Extracted records:
- - -

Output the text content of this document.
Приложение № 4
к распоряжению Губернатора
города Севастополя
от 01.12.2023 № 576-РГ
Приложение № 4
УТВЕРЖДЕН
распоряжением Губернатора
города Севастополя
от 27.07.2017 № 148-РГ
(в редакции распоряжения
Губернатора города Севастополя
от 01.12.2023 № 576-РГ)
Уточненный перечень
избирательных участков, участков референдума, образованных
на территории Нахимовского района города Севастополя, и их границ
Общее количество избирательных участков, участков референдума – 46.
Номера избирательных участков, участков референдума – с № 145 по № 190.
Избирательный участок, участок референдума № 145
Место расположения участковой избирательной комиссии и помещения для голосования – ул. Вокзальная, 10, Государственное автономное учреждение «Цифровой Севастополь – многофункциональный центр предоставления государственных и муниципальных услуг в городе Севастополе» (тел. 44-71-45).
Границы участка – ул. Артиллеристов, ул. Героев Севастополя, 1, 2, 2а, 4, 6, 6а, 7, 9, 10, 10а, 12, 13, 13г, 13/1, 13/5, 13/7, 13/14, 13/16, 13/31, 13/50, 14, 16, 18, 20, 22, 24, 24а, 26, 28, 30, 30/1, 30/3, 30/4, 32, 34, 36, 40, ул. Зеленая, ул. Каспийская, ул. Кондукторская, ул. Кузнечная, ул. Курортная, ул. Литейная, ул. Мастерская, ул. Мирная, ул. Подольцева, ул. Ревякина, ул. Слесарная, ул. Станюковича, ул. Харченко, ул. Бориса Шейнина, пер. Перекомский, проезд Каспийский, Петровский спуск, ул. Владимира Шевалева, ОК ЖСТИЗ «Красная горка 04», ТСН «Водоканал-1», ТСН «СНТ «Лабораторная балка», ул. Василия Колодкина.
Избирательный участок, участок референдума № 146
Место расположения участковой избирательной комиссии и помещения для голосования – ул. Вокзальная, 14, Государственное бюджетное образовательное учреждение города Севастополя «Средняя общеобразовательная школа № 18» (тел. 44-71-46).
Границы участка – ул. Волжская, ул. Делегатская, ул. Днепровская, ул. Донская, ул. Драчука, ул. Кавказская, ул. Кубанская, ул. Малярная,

- - -

- _WHAT TO DO_
Select from the material above each line in which the string "Место" appears, and list those lines.

- _EXPECTED ANSWER_
Место расположения участковой избирательной комиссии и помещения для голосования – ул. Вокзальная, 10, Государственное автономное учреждение «Цифровой Севастополь – многофункциональный центр предоставления государственных и муниципальных услуг в городе Севастополе» (тел. 44-71-45).
Место расположения участковой избирательной комиссии и помещения для голосования – ул. Вокзальная, 14, Государственное бюджетное образовательное учреждение города Севастополя «Средняя общеобразовательная школа № 18» (тел. 44-71-46).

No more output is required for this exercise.